- _Stored items_
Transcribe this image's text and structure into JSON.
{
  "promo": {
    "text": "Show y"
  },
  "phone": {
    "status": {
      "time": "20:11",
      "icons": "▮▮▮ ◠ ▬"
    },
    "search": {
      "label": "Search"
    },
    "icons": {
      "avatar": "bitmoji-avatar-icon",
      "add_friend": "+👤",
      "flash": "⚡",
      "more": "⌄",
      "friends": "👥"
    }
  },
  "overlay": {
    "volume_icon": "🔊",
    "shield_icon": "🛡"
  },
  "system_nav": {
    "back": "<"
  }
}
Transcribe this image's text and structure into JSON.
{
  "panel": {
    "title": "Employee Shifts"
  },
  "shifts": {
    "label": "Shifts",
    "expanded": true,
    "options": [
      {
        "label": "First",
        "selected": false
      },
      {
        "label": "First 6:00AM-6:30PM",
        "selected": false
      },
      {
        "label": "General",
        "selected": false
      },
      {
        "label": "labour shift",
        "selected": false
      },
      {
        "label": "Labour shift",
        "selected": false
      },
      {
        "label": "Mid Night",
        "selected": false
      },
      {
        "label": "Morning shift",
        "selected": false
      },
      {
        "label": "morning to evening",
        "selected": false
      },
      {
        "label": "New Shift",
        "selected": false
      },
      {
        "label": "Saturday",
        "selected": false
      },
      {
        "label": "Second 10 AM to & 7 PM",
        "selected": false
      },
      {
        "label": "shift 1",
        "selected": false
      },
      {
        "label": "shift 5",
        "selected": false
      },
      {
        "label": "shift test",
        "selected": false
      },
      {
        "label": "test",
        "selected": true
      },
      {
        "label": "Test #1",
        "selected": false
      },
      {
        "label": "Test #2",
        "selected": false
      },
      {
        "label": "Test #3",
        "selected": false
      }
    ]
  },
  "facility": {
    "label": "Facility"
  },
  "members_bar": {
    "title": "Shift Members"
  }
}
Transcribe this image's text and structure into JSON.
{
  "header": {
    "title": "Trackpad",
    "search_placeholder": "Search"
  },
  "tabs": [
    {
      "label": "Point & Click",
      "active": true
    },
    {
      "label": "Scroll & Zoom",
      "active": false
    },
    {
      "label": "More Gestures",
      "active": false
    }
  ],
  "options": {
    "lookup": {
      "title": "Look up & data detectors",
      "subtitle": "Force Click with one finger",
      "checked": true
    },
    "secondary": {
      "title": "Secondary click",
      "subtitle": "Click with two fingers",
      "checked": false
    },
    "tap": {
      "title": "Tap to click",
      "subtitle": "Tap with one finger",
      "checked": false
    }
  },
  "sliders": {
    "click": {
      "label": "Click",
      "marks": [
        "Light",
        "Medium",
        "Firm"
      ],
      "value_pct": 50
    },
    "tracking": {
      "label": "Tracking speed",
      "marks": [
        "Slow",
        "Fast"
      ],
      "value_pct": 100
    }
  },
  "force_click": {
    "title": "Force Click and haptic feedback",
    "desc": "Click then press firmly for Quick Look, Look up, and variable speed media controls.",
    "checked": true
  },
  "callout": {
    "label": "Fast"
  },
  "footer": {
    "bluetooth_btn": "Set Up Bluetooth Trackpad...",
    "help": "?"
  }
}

- _Aim_
Take the listing above and set it down exactly.

- _Result for this exercise_
Transcribe this image's text and structure into JSON.
{
  "promo": {
    "text": "Show y"
  },
  "phone": {
    "status": {
      "time": "20:11",
      "icons": "▮▮▮ ◠ ▬"
    },
    "search": {
      "label": "Search"
    },
    "icons": {
      "avatar": "bitmoji-avatar-icon",
      "add_friend": "+👤",
      "flash": "⚡",
      "more": "⌄",
      "friends": "👥"
    }
  },
  "overlay": {
    "volume_icon": "🔊",
    "shield_icon": "🛡"
  },
  "system_nav": {
    "back": "<"
  }
}
Transcribe this image's text and structure into JSON.
{
  "panel": {
    "title": "Employee Shifts"
  },
  "shifts": {
    "label": "Shifts",
    "expanded": true,
    "options": [
      {
        "label": "First",
        "selected": false
      },
      {
        "label": "First 6:00AM-6:30PM",
        "selected": false
      },
      {
        "label": "General",
        "selected": false
      },
      {
        "label": "labour shift",
        "selected": false
      },
      {
        "label": "Labour shift",
        "selected": false
      },
      {
        "label": "Mid Night",
        "selected": false
      },
      {
        "label": "Morning shift",
        "selected": false
      },
      {
        "label": "morning to evening",
        "selected": false
      },
      {
        "label": "New Shift",
        "selected": false
      },
      {
        "label": "Saturday",
        "selected": false
      },
      {
        "label": "Second 10 AM to & 7 PM",
        "selected": false
      },
      {
        "label": "shift 1",
        "selected": false
      },
      {
        "label": "shift 5",
        "selected": false
      },
      {
        "label": "shift test",
        "selected": false
      },
      {
        "label": "test",
        "selected": true
      },
      {
        "label": "Test #1",
        "selected": false
      },
      {
        "label": "Test #2",
        "selected": false
      },
      {
        "label": "Test #3",
        "selected": false
      }
    ]
  },
  "facility": {
    "label": "Facility"
  },
  "members_bar": {
    "title": "Shift Members"
  }
}
Transcribe this image's text and structure into JSON.
{
  "header": {
    "title": "Trackpad",
    "search_placeholder": "Search"
  },
  "tabs": [
    {
      "label": "Point & Click",
      "active": true
    },
    {
      "label": "Scroll & Zoom",
      "active": false
    },
    {
      "label": "More Gestures",
      "active": false
    }
  ],
  "options": {
    "lookup": {
      "title": "Look up & data detectors",
      "subtitle": "Force Click with one finger",
      "checked": true
    },
    "secondary": {
      "title": "Secondary click",
      "subtitle": "Click with two fingers",
      "checked": false
    },
    "tap": {
      "title": "Tap to click",
      "subtitle": "Tap with one finger",
      "checked": false
    }
  },
  "sliders": {
    "click": {
      "label": "Click",
      "marks": [
        "Light",
        "Medium",
        "Firm"
      ],
      "value_pct": 50
    },
    "tracking": {
      "label": "Tracking speed",
      "marks": [
        "Slow",
        "Fast"
      ],
      "value_pct": 100
    }
  },
  "force_click": {
    "title": "Force Click and haptic feedback",
    "desc": "Click then press firmly for Quick Look, Look up, and variable speed media controls.",
    "checked": true
  },
  "callout": {
    "label": "Fast"
  },
  "footer": {
    "bluetooth_btn": "Set Up Bluetooth Trackpad...",
    "help": "?"
  }
}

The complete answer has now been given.